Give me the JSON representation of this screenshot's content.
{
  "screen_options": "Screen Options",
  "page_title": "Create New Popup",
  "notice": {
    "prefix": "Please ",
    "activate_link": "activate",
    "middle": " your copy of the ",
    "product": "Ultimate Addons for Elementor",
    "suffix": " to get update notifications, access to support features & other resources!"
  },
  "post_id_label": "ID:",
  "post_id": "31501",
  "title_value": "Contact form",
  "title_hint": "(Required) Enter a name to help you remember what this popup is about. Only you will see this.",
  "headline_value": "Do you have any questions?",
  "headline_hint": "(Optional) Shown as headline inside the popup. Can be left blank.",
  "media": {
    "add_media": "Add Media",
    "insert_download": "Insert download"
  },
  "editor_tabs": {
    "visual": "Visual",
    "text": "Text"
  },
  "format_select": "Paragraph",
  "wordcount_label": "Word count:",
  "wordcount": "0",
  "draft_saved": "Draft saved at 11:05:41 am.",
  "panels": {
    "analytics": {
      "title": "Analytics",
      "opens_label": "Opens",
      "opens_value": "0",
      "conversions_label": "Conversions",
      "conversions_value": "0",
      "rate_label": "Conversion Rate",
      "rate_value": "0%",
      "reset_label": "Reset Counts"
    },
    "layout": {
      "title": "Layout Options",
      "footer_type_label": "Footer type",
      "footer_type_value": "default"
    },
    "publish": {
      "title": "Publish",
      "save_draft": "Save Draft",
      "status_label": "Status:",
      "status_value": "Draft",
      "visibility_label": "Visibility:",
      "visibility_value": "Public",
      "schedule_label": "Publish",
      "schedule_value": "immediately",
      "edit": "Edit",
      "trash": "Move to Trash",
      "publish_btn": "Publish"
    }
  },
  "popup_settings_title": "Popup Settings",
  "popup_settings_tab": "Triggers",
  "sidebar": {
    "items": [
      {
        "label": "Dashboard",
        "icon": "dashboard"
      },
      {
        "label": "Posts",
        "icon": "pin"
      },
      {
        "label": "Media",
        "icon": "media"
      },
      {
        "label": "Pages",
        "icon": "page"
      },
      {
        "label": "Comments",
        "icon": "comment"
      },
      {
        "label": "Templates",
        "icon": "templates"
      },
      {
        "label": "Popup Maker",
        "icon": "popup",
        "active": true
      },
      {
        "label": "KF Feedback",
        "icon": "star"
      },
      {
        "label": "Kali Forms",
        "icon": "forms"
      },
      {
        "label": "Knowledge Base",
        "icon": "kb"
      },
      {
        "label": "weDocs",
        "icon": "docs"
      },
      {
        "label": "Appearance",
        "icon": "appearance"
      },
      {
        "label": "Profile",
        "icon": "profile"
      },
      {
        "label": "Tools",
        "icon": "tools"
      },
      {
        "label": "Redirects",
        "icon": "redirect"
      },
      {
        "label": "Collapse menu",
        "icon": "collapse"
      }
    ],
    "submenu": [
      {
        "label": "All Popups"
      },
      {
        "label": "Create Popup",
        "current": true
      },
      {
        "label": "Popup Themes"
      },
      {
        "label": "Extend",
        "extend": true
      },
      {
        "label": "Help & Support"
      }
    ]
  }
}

━━━━━━

> EXERCISE OBJECTIVE: Copy out all lines from the material above that contain the string "Options".

> SOLUTION:
  "screen_options": "Screen Options",
      "title": "Layout Options",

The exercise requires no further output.